▶ **Directions**
Return all lines that include the string "masyarakat".

::::

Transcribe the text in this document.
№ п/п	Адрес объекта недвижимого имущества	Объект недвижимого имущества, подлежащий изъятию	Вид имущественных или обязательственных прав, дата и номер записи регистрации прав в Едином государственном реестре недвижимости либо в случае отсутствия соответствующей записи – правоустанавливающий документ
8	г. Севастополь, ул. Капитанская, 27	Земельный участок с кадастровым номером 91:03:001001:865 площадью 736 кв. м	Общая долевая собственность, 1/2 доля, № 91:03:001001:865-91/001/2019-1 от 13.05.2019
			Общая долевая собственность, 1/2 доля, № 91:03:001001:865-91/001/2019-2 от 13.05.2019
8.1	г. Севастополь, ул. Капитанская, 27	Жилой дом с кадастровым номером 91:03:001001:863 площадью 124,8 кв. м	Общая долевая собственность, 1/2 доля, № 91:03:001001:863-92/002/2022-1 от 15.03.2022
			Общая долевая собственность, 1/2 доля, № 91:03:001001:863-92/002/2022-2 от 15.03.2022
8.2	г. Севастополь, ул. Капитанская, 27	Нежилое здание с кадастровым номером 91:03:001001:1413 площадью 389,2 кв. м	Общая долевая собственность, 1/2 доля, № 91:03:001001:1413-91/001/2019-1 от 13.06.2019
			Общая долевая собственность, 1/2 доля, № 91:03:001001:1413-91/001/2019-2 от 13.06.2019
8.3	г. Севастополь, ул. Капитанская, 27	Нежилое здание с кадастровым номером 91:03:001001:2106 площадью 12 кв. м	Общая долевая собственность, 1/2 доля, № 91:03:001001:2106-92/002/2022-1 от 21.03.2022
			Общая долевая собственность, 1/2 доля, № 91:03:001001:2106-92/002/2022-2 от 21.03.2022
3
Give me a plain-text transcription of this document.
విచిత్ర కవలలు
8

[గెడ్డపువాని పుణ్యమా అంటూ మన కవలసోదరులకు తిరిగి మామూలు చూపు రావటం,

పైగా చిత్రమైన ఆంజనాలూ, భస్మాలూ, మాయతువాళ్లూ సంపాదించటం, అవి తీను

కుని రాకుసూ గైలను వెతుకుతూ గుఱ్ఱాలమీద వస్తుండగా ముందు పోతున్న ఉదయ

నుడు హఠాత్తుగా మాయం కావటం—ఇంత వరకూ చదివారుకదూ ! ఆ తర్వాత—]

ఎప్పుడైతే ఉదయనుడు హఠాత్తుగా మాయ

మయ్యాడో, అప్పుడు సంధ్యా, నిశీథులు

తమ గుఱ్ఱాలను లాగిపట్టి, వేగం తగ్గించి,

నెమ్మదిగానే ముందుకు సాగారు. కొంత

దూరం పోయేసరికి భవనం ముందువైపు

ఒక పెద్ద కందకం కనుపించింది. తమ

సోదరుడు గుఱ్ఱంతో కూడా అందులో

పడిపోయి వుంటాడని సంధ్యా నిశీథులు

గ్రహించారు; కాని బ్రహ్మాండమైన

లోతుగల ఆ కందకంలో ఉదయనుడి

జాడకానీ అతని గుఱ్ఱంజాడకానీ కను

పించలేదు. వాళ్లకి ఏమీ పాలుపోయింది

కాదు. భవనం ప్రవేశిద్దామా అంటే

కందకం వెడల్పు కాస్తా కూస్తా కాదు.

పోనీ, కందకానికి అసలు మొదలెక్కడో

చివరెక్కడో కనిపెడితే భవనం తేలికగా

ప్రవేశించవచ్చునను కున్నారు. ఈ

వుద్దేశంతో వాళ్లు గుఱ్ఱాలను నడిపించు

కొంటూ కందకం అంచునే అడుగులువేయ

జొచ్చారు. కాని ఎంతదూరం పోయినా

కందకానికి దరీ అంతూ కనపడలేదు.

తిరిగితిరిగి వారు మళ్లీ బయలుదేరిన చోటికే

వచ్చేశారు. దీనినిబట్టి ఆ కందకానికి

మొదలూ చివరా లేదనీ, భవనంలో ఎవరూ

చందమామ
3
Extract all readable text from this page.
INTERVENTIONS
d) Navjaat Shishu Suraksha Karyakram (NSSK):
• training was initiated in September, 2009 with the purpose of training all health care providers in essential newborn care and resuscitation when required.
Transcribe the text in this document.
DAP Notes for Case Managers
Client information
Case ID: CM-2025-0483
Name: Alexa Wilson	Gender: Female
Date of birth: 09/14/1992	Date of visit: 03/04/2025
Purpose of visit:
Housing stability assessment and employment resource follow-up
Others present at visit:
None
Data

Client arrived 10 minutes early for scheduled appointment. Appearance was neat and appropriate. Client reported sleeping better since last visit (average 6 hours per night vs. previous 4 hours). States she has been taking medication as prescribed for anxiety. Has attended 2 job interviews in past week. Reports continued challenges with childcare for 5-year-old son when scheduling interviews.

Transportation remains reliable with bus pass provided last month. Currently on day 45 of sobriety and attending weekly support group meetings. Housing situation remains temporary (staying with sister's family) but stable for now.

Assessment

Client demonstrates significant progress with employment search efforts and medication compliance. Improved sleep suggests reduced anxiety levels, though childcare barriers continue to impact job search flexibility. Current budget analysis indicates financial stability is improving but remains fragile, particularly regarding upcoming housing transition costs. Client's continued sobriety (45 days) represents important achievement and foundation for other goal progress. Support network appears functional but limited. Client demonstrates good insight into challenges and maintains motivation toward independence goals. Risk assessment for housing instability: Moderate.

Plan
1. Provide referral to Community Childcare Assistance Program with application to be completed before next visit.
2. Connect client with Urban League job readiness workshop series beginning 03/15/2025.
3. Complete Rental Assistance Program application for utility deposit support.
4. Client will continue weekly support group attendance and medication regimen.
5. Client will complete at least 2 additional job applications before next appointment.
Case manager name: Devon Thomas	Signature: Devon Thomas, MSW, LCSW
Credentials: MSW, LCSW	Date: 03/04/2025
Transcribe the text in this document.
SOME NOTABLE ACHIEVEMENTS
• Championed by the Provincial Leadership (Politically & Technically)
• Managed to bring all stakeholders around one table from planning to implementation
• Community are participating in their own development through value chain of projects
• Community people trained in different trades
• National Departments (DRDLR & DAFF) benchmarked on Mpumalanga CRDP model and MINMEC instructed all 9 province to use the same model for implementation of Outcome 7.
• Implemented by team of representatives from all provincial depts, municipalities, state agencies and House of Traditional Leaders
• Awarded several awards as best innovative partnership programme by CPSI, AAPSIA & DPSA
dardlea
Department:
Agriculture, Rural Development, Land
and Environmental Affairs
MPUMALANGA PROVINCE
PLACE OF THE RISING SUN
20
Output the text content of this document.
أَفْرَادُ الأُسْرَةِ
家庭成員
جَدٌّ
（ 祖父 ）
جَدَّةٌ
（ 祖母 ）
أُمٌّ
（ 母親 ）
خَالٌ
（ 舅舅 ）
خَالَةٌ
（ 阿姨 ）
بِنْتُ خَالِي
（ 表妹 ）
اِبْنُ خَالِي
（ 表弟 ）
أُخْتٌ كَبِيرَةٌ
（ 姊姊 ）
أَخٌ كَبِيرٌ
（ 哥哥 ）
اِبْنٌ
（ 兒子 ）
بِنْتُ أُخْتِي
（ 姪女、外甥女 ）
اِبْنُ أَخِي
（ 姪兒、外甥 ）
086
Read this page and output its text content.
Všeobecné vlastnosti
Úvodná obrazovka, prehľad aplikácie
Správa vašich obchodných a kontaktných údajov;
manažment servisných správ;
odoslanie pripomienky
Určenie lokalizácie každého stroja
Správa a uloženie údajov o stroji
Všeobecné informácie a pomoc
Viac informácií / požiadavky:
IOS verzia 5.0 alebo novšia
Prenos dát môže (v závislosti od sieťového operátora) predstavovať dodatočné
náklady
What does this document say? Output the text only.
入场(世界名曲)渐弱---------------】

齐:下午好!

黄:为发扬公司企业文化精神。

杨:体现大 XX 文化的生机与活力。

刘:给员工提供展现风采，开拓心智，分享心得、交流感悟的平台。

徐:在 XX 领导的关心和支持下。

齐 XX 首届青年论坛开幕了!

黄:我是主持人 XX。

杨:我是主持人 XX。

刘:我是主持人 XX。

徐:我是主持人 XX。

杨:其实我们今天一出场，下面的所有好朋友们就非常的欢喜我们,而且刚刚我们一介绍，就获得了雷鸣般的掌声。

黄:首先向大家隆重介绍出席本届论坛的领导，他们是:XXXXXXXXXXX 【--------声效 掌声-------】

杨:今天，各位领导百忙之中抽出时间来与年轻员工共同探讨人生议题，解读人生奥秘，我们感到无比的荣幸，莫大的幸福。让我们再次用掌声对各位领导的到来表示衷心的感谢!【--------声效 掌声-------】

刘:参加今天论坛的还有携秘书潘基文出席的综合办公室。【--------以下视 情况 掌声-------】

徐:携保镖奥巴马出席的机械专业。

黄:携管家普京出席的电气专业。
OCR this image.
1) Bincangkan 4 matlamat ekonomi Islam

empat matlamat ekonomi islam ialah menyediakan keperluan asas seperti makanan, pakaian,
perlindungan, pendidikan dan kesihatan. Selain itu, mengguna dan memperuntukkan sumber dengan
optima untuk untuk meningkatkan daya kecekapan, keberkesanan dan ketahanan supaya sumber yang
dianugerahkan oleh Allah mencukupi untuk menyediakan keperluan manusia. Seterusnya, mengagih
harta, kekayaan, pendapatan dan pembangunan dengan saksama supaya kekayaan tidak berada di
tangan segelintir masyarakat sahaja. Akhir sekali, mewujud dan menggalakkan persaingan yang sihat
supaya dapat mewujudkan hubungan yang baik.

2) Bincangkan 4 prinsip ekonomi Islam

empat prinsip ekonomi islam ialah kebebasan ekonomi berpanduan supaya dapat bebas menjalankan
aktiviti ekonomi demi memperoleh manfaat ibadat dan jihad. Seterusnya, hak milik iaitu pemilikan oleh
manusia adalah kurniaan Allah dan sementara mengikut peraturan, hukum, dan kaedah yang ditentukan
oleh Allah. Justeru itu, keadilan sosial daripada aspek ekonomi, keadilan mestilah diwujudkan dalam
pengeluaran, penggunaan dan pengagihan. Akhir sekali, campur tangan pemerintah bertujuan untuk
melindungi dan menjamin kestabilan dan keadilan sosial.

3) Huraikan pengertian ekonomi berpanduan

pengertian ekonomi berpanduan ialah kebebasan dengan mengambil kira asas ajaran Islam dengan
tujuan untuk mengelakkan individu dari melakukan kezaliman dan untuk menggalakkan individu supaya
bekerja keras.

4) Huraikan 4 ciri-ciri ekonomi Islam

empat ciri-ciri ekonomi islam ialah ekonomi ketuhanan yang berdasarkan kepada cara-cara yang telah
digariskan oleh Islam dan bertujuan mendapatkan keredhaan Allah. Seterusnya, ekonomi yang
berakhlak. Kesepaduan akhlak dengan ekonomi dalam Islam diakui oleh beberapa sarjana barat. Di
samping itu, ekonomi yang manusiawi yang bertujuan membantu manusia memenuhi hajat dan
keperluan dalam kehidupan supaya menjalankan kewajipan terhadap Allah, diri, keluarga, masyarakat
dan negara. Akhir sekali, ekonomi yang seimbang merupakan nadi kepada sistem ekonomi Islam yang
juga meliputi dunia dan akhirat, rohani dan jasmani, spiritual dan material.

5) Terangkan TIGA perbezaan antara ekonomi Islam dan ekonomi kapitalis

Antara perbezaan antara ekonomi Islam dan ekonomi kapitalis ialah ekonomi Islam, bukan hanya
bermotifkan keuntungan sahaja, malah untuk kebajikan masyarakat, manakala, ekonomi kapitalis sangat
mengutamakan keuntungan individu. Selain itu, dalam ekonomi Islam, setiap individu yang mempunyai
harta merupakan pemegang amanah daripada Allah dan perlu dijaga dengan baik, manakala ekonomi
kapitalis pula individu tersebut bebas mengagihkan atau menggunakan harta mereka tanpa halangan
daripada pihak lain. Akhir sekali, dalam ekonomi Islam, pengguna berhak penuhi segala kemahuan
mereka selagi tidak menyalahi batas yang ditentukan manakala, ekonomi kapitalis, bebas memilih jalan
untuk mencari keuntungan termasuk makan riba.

::::

▶ **Task solution**
tangan segelintir masyarakat sahaja. Akhir sekali, mewujud dan menggalakkan persaingan yang sihat
keperluan dalam kehidupan supaya menjalankan kewajipan terhadap Allah, diri, keluarga, masyarakat
bermotifkan keuntungan sahaja, malah untuk kebajikan masyarakat, manakala, ekonomi kapitalis sangat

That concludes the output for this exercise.